# Instructions to follow
Pictures do not belong in your copy. Repeat all the other data exactly.

# Material to process
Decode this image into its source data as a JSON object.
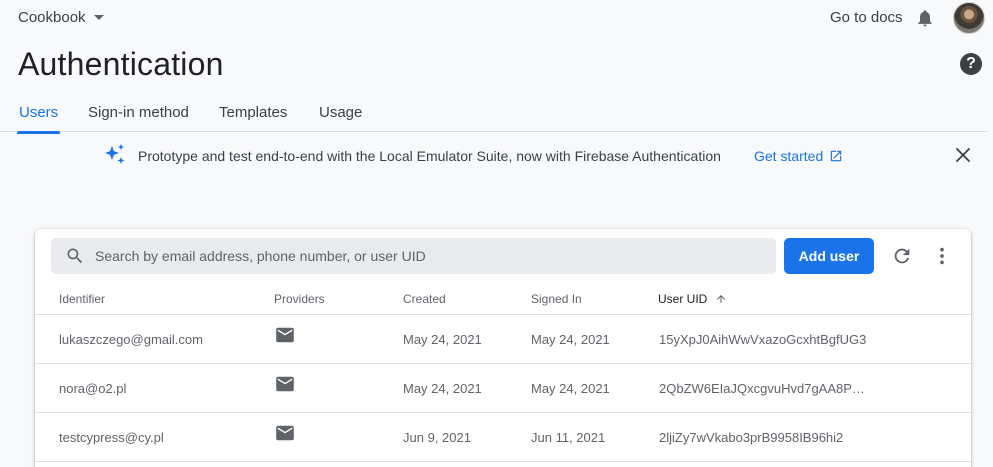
{
  "header": {
    "project_name": "Cookbook",
    "docs_link": "Go to docs",
    "page_title": "Authentication",
    "help_glyph": "?"
  },
  "tabs": [
    {
      "label": "Users",
      "active": true
    },
    {
      "label": "Sign-in method",
      "active": false
    },
    {
      "label": "Templates",
      "active": false
    },
    {
      "label": "Usage",
      "active": false
    }
  ],
  "banner": {
    "icon": "sparkle-icon",
    "text": "Prototype and test end-to-end with the Local Emulator Suite, now with Firebase Authentication",
    "link_label": "Get started"
  },
  "toolbar": {
    "search_placeholder": "Search by email address, phone number, or user UID",
    "add_user_label": "Add user"
  },
  "table": {
    "columns": [
      "Identifier",
      "Providers",
      "Created",
      "Signed In",
      "User UID"
    ],
    "sorted_column": "User UID",
    "rows": [
      {
        "identifier": "lukaszczego@gmail.com",
        "provider": "email-icon",
        "created": "May 24, 2021",
        "signed_in": "May 24, 2021",
        "uid": "15yXpJ0AihWwVxazoGcxhtBgfUG3"
      },
      {
        "identifier": "nora@o2.pl",
        "provider": "email-icon",
        "created": "May 24, 2021",
        "signed_in": "May 24, 2021",
        "uid": "2QbZW6EIaJQxcgvuHvd7gAA8PO..."
      },
      {
        "identifier": "testcypress@cy.pl",
        "provider": "email-icon",
        "created": "Jun 9, 2021",
        "signed_in": "Jun 11, 2021",
        "uid": "2ljiZy7wVkabo3prB9958IB96hi2"
      }
    ]
  },
  "colors": {
    "accent": "#1a73e8",
    "background": "#f8f9fa",
    "text_muted": "#5f6368"
  }
}
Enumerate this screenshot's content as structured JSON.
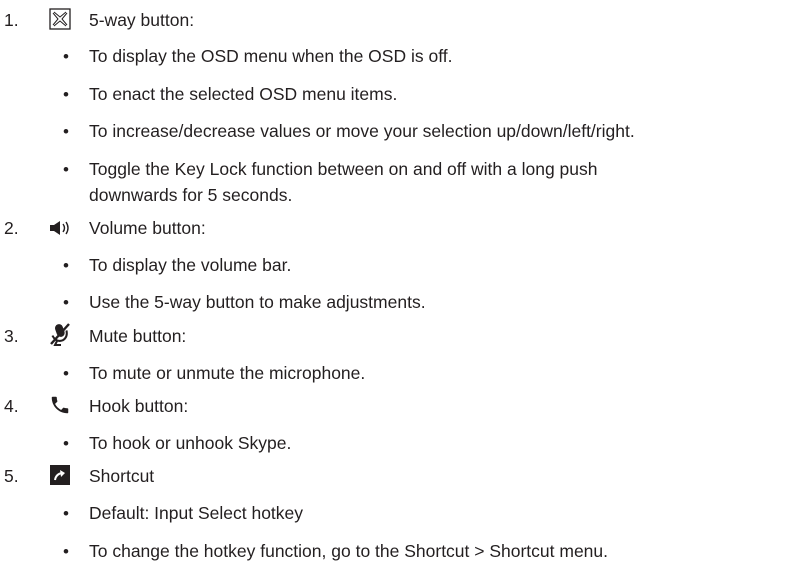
{
  "items": [
    {
      "number": "1.",
      "icon": "5-way-button-icon",
      "label": "5-way button:",
      "bullets": [
        "To display the OSD menu when the OSD is off.",
        "To enact the selected OSD menu items.",
        "To increase/decrease values or move your selection up/down/left/right.",
        "Toggle the Key Lock function between on and off with a long push",
        "downwards for 5 seconds."
      ]
    },
    {
      "number": "2.",
      "icon": "volume-icon",
      "label": "Volume button:",
      "bullets": [
        "To display the volume bar.",
        "Use the 5-way button to make adjustments."
      ]
    },
    {
      "number": "3.",
      "icon": "mute-microphone-icon",
      "label": "Mute button:",
      "bullets": [
        "To mute or unmute the microphone."
      ]
    },
    {
      "number": "4.",
      "icon": "phone-hook-icon",
      "label": "Hook button:",
      "bullets": [
        "To hook or unhook Skype."
      ]
    },
    {
      "number": "5.",
      "icon": "shortcut-arrow-icon",
      "label": "Shortcut",
      "bullets": [
        "Default: Input Select hotkey",
        "To change the hotkey function, go to the Shortcut > Shortcut menu."
      ]
    }
  ]
}
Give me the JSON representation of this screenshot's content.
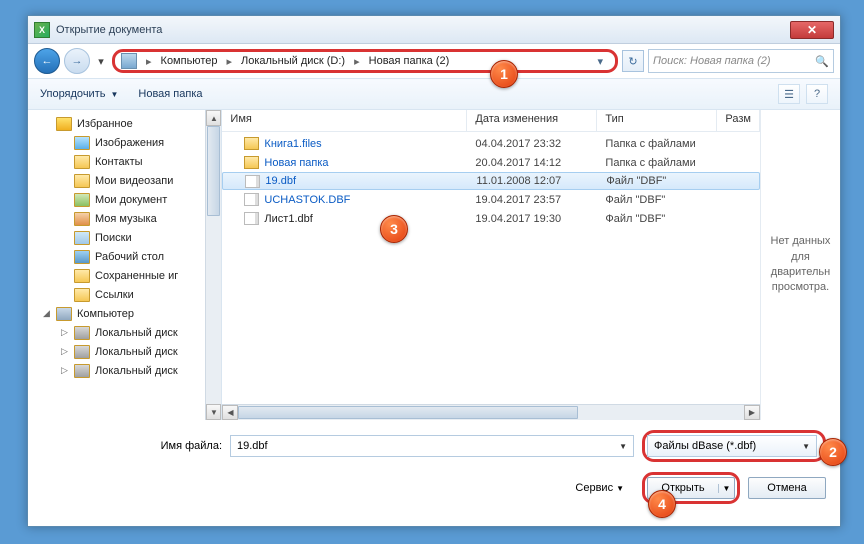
{
  "title": "Открытие документа",
  "breadcrumb": {
    "items": [
      "Компьютер",
      "Локальный диск (D:)",
      "Новая папка (2)"
    ]
  },
  "search_placeholder": "Поиск: Новая папка (2)",
  "toolbar": {
    "organize": "Упорядочить",
    "newfolder": "Новая папка"
  },
  "sidebar": {
    "items": [
      {
        "label": "Избранное",
        "cls": "star",
        "ind": 0,
        "exp": ""
      },
      {
        "label": "Изображения",
        "cls": "pic",
        "ind": 1,
        "exp": ""
      },
      {
        "label": "Контакты",
        "cls": "folder",
        "ind": 1,
        "exp": ""
      },
      {
        "label": "Мои видеозапи",
        "cls": "folder",
        "ind": 1,
        "exp": ""
      },
      {
        "label": "Мои документ",
        "cls": "doc",
        "ind": 1,
        "exp": ""
      },
      {
        "label": "Моя музыка",
        "cls": "mus",
        "ind": 1,
        "exp": ""
      },
      {
        "label": "Поиски",
        "cls": "srch",
        "ind": 1,
        "exp": ""
      },
      {
        "label": "Рабочий стол",
        "cls": "desk",
        "ind": 1,
        "exp": ""
      },
      {
        "label": "Сохраненные иг",
        "cls": "folder",
        "ind": 1,
        "exp": ""
      },
      {
        "label": "Ссылки",
        "cls": "folder",
        "ind": 1,
        "exp": ""
      },
      {
        "label": "Компьютер",
        "cls": "comp",
        "ind": 0,
        "exp": "◢"
      },
      {
        "label": "Локальный диск",
        "cls": "hdd",
        "ind": 1,
        "exp": "▷"
      },
      {
        "label": "Локальный диск",
        "cls": "hdd",
        "ind": 1,
        "exp": "▷"
      },
      {
        "label": "Локальный диск",
        "cls": "hdd",
        "ind": 1,
        "exp": "▷"
      }
    ]
  },
  "columns": {
    "name": "Имя",
    "date": "Дата изменения",
    "type": "Тип",
    "size": "Разм"
  },
  "files": [
    {
      "name": "Книга1.files",
      "date": "04.04.2017 23:32",
      "type": "Папка с файлами",
      "ico": "folder",
      "link": true,
      "sel": false
    },
    {
      "name": "Новая папка",
      "date": "20.04.2017 14:12",
      "type": "Папка с файлами",
      "ico": "folder",
      "link": true,
      "sel": false
    },
    {
      "name": "19.dbf",
      "date": "11.01.2008 12:07",
      "type": "Файл \"DBF\"",
      "ico": "file",
      "link": true,
      "sel": true
    },
    {
      "name": "UCHASTOK.DBF",
      "date": "19.04.2017 23:57",
      "type": "Файл \"DBF\"",
      "ico": "file",
      "link": true,
      "sel": false
    },
    {
      "name": "Лист1.dbf",
      "date": "19.04.2017 19:30",
      "type": "Файл \"DBF\"",
      "ico": "file",
      "link": false,
      "sel": false
    }
  ],
  "preview_text": "Нет данных для дварительн просмотра.",
  "footer": {
    "filename_label": "Имя файла:",
    "filename_value": "19.dbf",
    "filter_value": "Файлы dBase (*.dbf)",
    "service": "Сервис",
    "open": "Открыть",
    "cancel": "Отмена"
  },
  "callouts": {
    "c1": "1",
    "c2": "2",
    "c3": "3",
    "c4": "4"
  }
}
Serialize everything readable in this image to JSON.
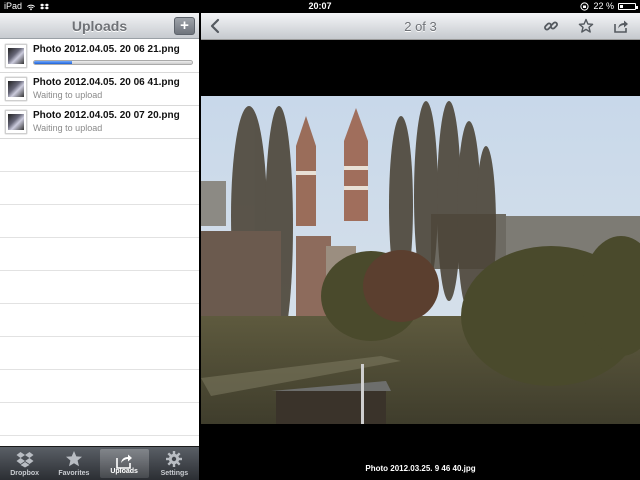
{
  "status_bar": {
    "device": "iPad",
    "time": "20:07",
    "battery": "22 %",
    "battery_level": 0.22
  },
  "left_pane": {
    "title": "Uploads",
    "add_label": "+",
    "uploads": [
      {
        "filename": "Photo 2012.04.05. 20 06 21.png",
        "status": "",
        "progress": 0.24
      },
      {
        "filename": "Photo 2012.04.05. 20 06 41.png",
        "status": "Waiting to upload"
      },
      {
        "filename": "Photo 2012.04.05. 20 07 20.png",
        "status": "Waiting to upload"
      }
    ]
  },
  "tab_bar": {
    "tabs": [
      {
        "label": "Dropbox",
        "icon": "dropbox-icon"
      },
      {
        "label": "Favorites",
        "icon": "star-icon"
      },
      {
        "label": "Uploads",
        "icon": "upload-icon",
        "active": true
      },
      {
        "label": "Settings",
        "icon": "gear-icon"
      }
    ]
  },
  "viewer": {
    "page_indicator": "2 of 3",
    "caption": "Photo 2012.03.25. 9 46 40.jpg",
    "icons": [
      "back-chevron-icon",
      "link-icon",
      "star-outline-icon",
      "share-icon"
    ]
  },
  "colors": {
    "progress": "#2a6fe0",
    "nav_text": "#6f7277"
  }
}
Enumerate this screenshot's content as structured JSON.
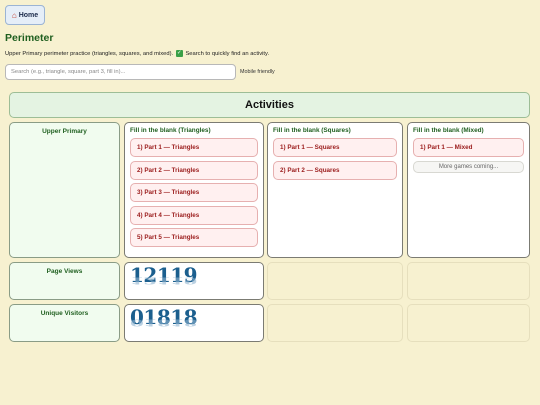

# Task result
Decode this image into its source data as a JSON object.
{
  "header": {
    "project_name": "Cookbook",
    "docs_link": "Go to docs",
    "page_title": "Authentication",
    "help_glyph": "?"
  },
  "tabs": [
    {
      "label": "Users",
      "active": true
    },
    {
      "label": "Sign-in method",
      "active": false
    },
    {
      "label": "Templates",
      "active": false
    },
    {
      "label": "Usage",
      "active": false
    }
  ],
  "banner": {
    "icon": "sparkle-icon",
    "text": "Prototype and test end-to-end with the Local Emulator Suite, now with Firebase Authentication",
    "link_label": "Get started"
  },
  "toolbar": {
    "search_placeholder": "Search by email address, phone number, or user UID",
    "add_user_label": "Add user"
  },
  "table": {
    "columns": [
      "Identifier",
      "Providers",
      "Created",
      "Signed In",
      "User UID"
    ],
    "sorted_column": "User UID",
    "rows": [
      {
        "identifier": "lukaszczego@gmail.com",
        "provider": "email-icon",
        "created": "May 24, 2021",
        "signed_in": "May 24, 2021",
        "uid": "15yXpJ0AihWwVxazoGcxhtBgfUG3"
      },
      {
        "identifier": "nora@o2.pl",
        "provider": "email-icon",
        "created": "May 24, 2021",
        "signed_in": "May 24, 2021",
        "uid": "2QbZW6EIaJQxcgvuHvd7gAA8PO..."
      },
      {
        "identifier": "testcypress@cy.pl",
        "provider": "email-icon",
        "created": "Jun 9, 2021",
        "signed_in": "Jun 11, 2021",
        "uid": "2ljiZy7wVkabo3prB9958IB96hi2"
      }
    ]
  },
  "colors": {
    "accent": "#1a73e8",
    "background": "#f8f9fa",
    "text_muted": "#5f6368"
  }
}
Enumerate this screenshot's content as structured JSON.
{
  "items": [
    {
      "number": "1.",
      "icon": "5-way-button-icon",
      "label": "5-way button:",
      "bullets": [
        "To display the OSD menu when the OSD is off.",
        "To enact the selected OSD menu items.",
        "To increase/decrease values or move your selection up/down/left/right.",
        "Toggle the Key Lock function between on and off with a long push",
        "downwards for 5 seconds."
      ]
    },
    {
      "number": "2.",
      "icon": "volume-icon",
      "label": "Volume button:",
      "bullets": [
        "To display the volume bar.",
        "Use the 5-way button to make adjustments."
      ]
    },
    {
      "number": "3.",
      "icon": "mute-microphone-icon",
      "label": "Mute button:",
      "bullets": [
        "To mute or unmute the microphone."
      ]
    },
    {
      "number": "4.",
      "icon": "phone-hook-icon",
      "label": "Hook button:",
      "bullets": [
        "To hook or unhook Skype."
      ]
    },
    {
      "number": "5.",
      "icon": "shortcut-arrow-icon",
      "label": "Shortcut",
      "bullets": [
        "Default: Input Select hotkey",
        "To change the hotkey function, go to the Shortcut > Shortcut menu."
      ]
    }
  ]
}
Give me the JSON representation of this screenshot's content.
{
  "title": "Открытие документа",
  "breadcrumb": {
    "items": [
      "Компьютер",
      "Локальный диск (D:)",
      "Новая папка (2)"
    ]
  },
  "search_placeholder": "Поиск: Новая папка (2)",
  "toolbar": {
    "organize": "Упорядочить",
    "newfolder": "Новая папка"
  },
  "sidebar": {
    "items": [
      {
        "label": "Избранное",
        "cls": "star",
        "ind": 0,
        "exp": ""
      },
      {
        "label": "Изображения",
        "cls": "pic",
        "ind": 1,
        "exp": ""
      },
      {
        "label": "Контакты",
        "cls": "folder",
        "ind": 1,
        "exp": ""
      },
      {
        "label": "Мои видеозапи",
        "cls": "folder",
        "ind": 1,
        "exp": ""
      },
      {
        "label": "Мои документ",
        "cls": "doc",
        "ind": 1,
        "exp": ""
      },
      {
        "label": "Моя музыка",
        "cls": "mus",
        "ind": 1,
        "exp": ""
      },
      {
        "label": "Поиски",
        "cls": "srch",
        "ind": 1,
        "exp": ""
      },
      {
        "label": "Рабочий стол",
        "cls": "desk",
        "ind": 1,
        "exp": ""
      },
      {
        "label": "Сохраненные иг",
        "cls": "folder",
        "ind": 1,
        "exp": ""
      },
      {
        "label": "Ссылки",
        "cls": "folder",
        "ind": 1,
        "exp": ""
      },
      {
        "label": "Компьютер",
        "cls": "comp",
        "ind": 0,
        "exp": "◢"
      },
      {
        "label": "Локальный диск",
        "cls": "hdd",
        "ind": 1,
        "exp": "▷"
      },
      {
        "label": "Локальный диск",
        "cls": "hdd",
        "ind": 1,
        "exp": "▷"
      },
      {
        "label": "Локальный диск",
        "cls": "hdd",
        "ind": 1,
        "exp": "▷"
      }
    ]
  },
  "columns": {
    "name": "Имя",
    "date": "Дата изменения",
    "type": "Тип",
    "size": "Разм"
  },
  "files": [
    {
      "name": "Книга1.files",
      "date": "04.04.2017 23:32",
      "type": "Папка с файлами",
      "ico": "folder",
      "link": true,
      "sel": false
    },
    {
      "name": "Новая папка",
      "date": "20.04.2017 14:12",
      "type": "Папка с файлами",
      "ico": "folder",
      "link": true,
      "sel": false
    },
    {
      "name": "19.dbf",
      "date": "11.01.2008 12:07",
      "type": "Файл \"DBF\"",
      "ico": "file",
      "link": true,
      "sel": true
    },
    {
      "name": "UCHASTOK.DBF",
      "date": "19.04.2017 23:57",
      "type": "Файл \"DBF\"",
      "ico": "file",
      "link": true,
      "sel": false
    },
    {
      "name": "Лист1.dbf",
      "date": "19.04.2017 19:30",
      "type": "Файл \"DBF\"",
      "ico": "file",
      "link": false,
      "sel": false
    }
  ],
  "preview_text": "Нет данных для дварительн просмотра.",
  "footer": {
    "filename_label": "Имя файла:",
    "filename_value": "19.dbf",
    "filter_value": "Файлы dBase (*.dbf)",
    "service": "Сервис",
    "open": "Открыть",
    "cancel": "Отмена"
  },
  "callouts": {
    "c1": "1",
    "c2": "2",
    "c3": "3",
    "c4": "4"
  }
}
Serialize everything readable in this image to JSON.
{
  "status_bar": {
    "device": "iPad",
    "time": "20:07",
    "battery": "22 %",
    "battery_level": 0.22
  },
  "left_pane": {
    "title": "Uploads",
    "add_label": "+",
    "uploads": [
      {
        "filename": "Photo 2012.04.05. 20 06 21.png",
        "status": "",
        "progress": 0.24
      },
      {
        "filename": "Photo 2012.04.05. 20 06 41.png",
        "status": "Waiting to upload"
      },
      {
        "filename": "Photo 2012.04.05. 20 07 20.png",
        "status": "Waiting to upload"
      }
    ]
  },
  "tab_bar": {
    "tabs": [
      {
        "label": "Dropbox",
        "icon": "dropbox-icon"
      },
      {
        "label": "Favorites",
        "icon": "star-icon"
      },
      {
        "label": "Uploads",
        "icon": "upload-icon",
        "active": true
      },
      {
        "label": "Settings",
        "icon": "gear-icon"
      }
    ]
  },
  "viewer": {
    "page_indicator": "2 of 3",
    "caption": "Photo 2012.03.25. 9 46 40.jpg",
    "icons": [
      "back-chevron-icon",
      "link-icon",
      "star-outline-icon",
      "share-icon"
    ]
  },
  "colors": {
    "progress": "#2a6fe0",
    "nav_text": "#6f7277"
  }
}
Enumerate this screenshot's content as structured JSON.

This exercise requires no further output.